Data for the task.
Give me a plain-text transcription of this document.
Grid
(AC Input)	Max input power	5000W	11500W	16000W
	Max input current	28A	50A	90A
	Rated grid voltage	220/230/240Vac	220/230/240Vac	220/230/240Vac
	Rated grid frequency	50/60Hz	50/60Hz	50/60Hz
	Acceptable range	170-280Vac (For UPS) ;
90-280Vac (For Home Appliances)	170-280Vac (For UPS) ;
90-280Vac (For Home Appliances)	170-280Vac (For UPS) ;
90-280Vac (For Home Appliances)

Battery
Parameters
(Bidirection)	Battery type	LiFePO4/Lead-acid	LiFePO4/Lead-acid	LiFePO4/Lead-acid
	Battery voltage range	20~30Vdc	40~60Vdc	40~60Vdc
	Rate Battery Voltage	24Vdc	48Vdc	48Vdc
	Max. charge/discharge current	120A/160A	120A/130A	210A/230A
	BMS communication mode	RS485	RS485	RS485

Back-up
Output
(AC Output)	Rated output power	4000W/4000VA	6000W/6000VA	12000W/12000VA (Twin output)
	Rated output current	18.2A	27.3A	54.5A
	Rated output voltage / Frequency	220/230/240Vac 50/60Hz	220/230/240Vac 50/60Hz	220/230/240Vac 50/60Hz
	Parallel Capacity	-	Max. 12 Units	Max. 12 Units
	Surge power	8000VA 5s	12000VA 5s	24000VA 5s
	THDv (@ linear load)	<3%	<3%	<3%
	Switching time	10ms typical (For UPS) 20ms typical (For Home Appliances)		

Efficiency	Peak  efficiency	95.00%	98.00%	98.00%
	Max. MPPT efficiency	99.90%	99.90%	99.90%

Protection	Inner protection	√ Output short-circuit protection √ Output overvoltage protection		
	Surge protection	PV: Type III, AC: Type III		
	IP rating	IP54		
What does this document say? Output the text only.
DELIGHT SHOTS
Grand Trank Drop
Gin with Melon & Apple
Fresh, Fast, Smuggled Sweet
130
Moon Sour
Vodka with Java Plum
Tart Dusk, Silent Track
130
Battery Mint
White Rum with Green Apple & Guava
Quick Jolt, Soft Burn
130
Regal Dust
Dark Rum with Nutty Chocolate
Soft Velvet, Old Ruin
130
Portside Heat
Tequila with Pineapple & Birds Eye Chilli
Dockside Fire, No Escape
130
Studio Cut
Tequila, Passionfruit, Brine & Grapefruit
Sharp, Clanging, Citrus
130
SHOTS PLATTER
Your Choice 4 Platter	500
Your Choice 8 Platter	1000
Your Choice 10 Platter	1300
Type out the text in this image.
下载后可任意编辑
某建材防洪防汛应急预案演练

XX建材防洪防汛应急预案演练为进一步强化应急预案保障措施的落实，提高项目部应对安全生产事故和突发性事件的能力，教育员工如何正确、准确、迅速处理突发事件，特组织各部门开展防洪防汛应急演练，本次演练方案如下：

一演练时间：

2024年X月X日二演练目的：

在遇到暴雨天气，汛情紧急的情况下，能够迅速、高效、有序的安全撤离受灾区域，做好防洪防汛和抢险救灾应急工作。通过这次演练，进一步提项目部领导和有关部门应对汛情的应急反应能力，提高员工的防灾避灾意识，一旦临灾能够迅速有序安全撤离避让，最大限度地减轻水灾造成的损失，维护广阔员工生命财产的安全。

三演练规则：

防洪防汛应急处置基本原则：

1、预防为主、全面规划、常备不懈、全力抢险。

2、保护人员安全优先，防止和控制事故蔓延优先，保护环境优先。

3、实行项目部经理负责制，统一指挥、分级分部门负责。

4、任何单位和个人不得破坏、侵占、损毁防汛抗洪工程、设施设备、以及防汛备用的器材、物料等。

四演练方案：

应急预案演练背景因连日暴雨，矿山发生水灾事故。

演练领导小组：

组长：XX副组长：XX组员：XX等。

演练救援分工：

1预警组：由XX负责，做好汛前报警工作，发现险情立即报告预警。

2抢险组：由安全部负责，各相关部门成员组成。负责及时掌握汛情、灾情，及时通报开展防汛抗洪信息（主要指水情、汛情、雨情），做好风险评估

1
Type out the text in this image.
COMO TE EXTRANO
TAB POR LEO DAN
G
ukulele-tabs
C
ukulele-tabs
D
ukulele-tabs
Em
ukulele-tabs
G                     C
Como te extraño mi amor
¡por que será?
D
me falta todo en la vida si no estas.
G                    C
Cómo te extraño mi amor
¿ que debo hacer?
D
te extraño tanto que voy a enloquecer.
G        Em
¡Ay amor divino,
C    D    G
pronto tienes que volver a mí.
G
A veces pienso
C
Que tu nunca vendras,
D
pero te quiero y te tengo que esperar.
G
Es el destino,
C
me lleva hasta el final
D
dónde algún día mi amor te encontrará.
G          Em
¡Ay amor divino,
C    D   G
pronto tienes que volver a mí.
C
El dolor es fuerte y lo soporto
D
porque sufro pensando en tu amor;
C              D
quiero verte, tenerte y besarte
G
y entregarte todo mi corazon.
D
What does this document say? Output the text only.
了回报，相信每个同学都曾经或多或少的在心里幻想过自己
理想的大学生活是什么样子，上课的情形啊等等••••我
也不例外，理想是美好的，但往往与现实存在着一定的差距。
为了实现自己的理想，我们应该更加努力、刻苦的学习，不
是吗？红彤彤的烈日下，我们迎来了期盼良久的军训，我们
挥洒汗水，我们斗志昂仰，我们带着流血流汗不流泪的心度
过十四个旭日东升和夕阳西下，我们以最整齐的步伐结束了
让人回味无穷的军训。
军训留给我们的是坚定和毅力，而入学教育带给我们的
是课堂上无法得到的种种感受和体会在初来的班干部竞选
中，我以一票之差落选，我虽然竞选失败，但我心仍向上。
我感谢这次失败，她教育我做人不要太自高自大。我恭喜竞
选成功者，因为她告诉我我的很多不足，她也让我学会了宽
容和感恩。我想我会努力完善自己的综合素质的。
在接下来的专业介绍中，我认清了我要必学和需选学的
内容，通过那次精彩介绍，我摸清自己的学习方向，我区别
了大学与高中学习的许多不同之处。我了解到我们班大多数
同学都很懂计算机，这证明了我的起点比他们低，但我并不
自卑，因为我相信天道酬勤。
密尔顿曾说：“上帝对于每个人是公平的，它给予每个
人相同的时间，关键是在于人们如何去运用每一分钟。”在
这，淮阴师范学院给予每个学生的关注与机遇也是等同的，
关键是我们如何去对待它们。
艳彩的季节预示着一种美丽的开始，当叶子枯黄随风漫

Work to do.
Copy all the records above exactly, missing none.

Complete output.
Give me a plain-text transcription of this document.
Grid
(AC Input)	Max input power	5000W	11500W	16000W
	Max input current	28A	50A	90A
	Rated grid voltage	220/230/240Vac	220/230/240Vac	220/230/240Vac
	Rated grid frequency	50/60Hz	50/60Hz	50/60Hz
	Acceptable range	170-280Vac (For UPS) ;
90-280Vac (For Home Appliances)	170-280Vac (For UPS) ;
90-280Vac (For Home Appliances)	170-280Vac (For UPS) ;
90-280Vac (For Home Appliances)

Battery
Parameters
(Bidirection)	Battery type	LiFePO4/Lead-acid	LiFePO4/Lead-acid	LiFePO4/Lead-acid
	Battery voltage range	20~30Vdc	40~60Vdc	40~60Vdc
	Rate Battery Voltage	24Vdc	48Vdc	48Vdc
	Max. charge/discharge current	120A/160A	120A/130A	210A/230A
	BMS communication mode	RS485	RS485	RS485

Back-up
Output
(AC Output)	Rated output power	4000W/4000VA	6000W/6000VA	12000W/12000VA (Twin output)
	Rated output current	18.2A	27.3A	54.5A
	Rated output voltage / Frequency	220/230/240Vac 50/60Hz	220/230/240Vac 50/60Hz	220/230/240Vac 50/60Hz
	Parallel Capacity	-	Max. 12 Units	Max. 12 Units
	Surge power	8000VA 5s	12000VA 5s	24000VA 5s
	THDv (@ linear load)	<3%	<3%	<3%
	Switching time	10ms typical (For UPS) 20ms typical (For Home Appliances)		

Efficiency	Peak  efficiency	95.00%	98.00%	98.00%
	Max. MPPT efficiency	99.90%	99.90%	99.90%

Protection	Inner protection	√ Output short-circuit protection √ Output overvoltage protection		
	Surge protection	PV: Type III, AC: Type III		
	IP rating	IP54		
What does this document say? Output the text only.
DELIGHT SHOTS
Grand Trank Drop
Gin with Melon & Apple
Fresh, Fast, Smuggled Sweet
130
Moon Sour
Vodka with Java Plum
Tart Dusk, Silent Track
130
Battery Mint
White Rum with Green Apple & Guava
Quick Jolt, Soft Burn
130
Regal Dust
Dark Rum with Nutty Chocolate
Soft Velvet, Old Ruin
130
Portside Heat
Tequila with Pineapple & Birds Eye Chilli
Dockside Fire, No Escape
130
Studio Cut
Tequila, Passionfruit, Brine & Grapefruit
Sharp, Clanging, Citrus
130
SHOTS PLATTER
Your Choice 4 Platter	500
Your Choice 8 Platter	1000
Your Choice 10 Platter	1300
Type out the text in this image.
下载后可任意编辑
某建材防洪防汛应急预案演练

XX建材防洪防汛应急预案演练为进一步强化应急预案保障措施的落实，提高项目部应对安全生产事故和突发性事件的能力，教育员工如何正确、准确、迅速处理突发事件，特组织各部门开展防洪防汛应急演练，本次演练方案如下：

一演练时间：

2024年X月X日二演练目的：

在遇到暴雨天气，汛情紧急的情况下，能够迅速、高效、有序的安全撤离受灾区域，做好防洪防汛和抢险救灾应急工作。通过这次演练，进一步提项目部领导和有关部门应对汛情的应急反应能力，提高员工的防灾避灾意识，一旦临灾能够迅速有序安全撤离避让，最大限度地减轻水灾造成的损失，维护广阔员工生命财产的安全。

三演练规则：

防洪防汛应急处置基本原则：

1、预防为主、全面规划、常备不懈、全力抢险。

2、保护人员安全优先，防止和控制事故蔓延优先，保护环境优先。

3、实行项目部经理负责制，统一指挥、分级分部门负责。

4、任何单位和个人不得破坏、侵占、损毁防汛抗洪工程、设施设备、以及防汛备用的器材、物料等。

四演练方案：

应急预案演练背景因连日暴雨，矿山发生水灾事故。

演练领导小组：

组长：XX副组长：XX组员：XX等。

演练救援分工：

1预警组：由XX负责，做好汛前报警工作，发现险情立即报告预警。

2抢险组：由安全部负责，各相关部门成员组成。负责及时掌握汛情、灾情，及时通报开展防汛抗洪信息（主要指水情、汛情、雨情），做好风险评估

1
Type out the text in this image.
COMO TE EXTRANO
TAB POR LEO DAN
G
ukulele-tabs
C
ukulele-tabs
D
ukulele-tabs
Em
ukulele-tabs
G                     C
Como te extraño mi amor
¡por que será?
D
me falta todo en la vida si no estas.
G                    C
Cómo te extraño mi amor
¿ que debo hacer?
D
te extraño tanto que voy a enloquecer.
G        Em
¡Ay amor divino,
C    D    G
pronto tienes que volver a mí.
G
A veces pienso
C
Que tu nunca vendras,
D
pero te quiero y te tengo que esperar.
G
Es el destino,
C
me lleva hasta el final
D
dónde algún día mi amor te encontrará.
G          Em
¡Ay amor divino,
C    D   G
pronto tienes que volver a mí.
C
El dolor es fuerte y lo soporto
D
porque sufro pensando en tu amor;
C              D
quiero verte, tenerte y besarte
G
y entregarte todo mi corazon.
D
What does this document say? Output the text only.
了回报，相信每个同学都曾经或多或少的在心里幻想过自己
理想的大学生活是什么样子，上课的情形啊等等••••我
也不例外，理想是美好的，但往往与现实存在着一定的差距。
为了实现自己的理想，我们应该更加努力、刻苦的学习，不
是吗？红彤彤的烈日下，我们迎来了期盼良久的军训，我们
挥洒汗水，我们斗志昂仰，我们带着流血流汗不流泪的心度
过十四个旭日东升和夕阳西下，我们以最整齐的步伐结束了
让人回味无穷的军训。
军训留给我们的是坚定和毅力，而入学教育带给我们的
是课堂上无法得到的种种感受和体会在初来的班干部竞选
中，我以一票之差落选，我虽然竞选失败，但我心仍向上。
我感谢这次失败，她教育我做人不要太自高自大。我恭喜竞
选成功者，因为她告诉我我的很多不足，她也让我学会了宽
容和感恩。我想我会努力完善自己的综合素质的。
在接下来的专业介绍中，我认清了我要必学和需选学的
内容，通过那次精彩介绍，我摸清自己的学习方向，我区别
了大学与高中学习的许多不同之处。我了解到我们班大多数
同学都很懂计算机，这证明了我的起点比他们低，但我并不
自卑，因为我相信天道酬勤。
密尔顿曾说：“上帝对于每个人是公平的，它给予每个
人相同的时间，关键是在于人们如何去运用每一分钟。”在
这，淮阴师范学院给予每个学生的关注与机遇也是等同的，
关键是我们如何去对待它们。
艳彩的季节预示着一种美丽的开始，当叶子枯黄随风漫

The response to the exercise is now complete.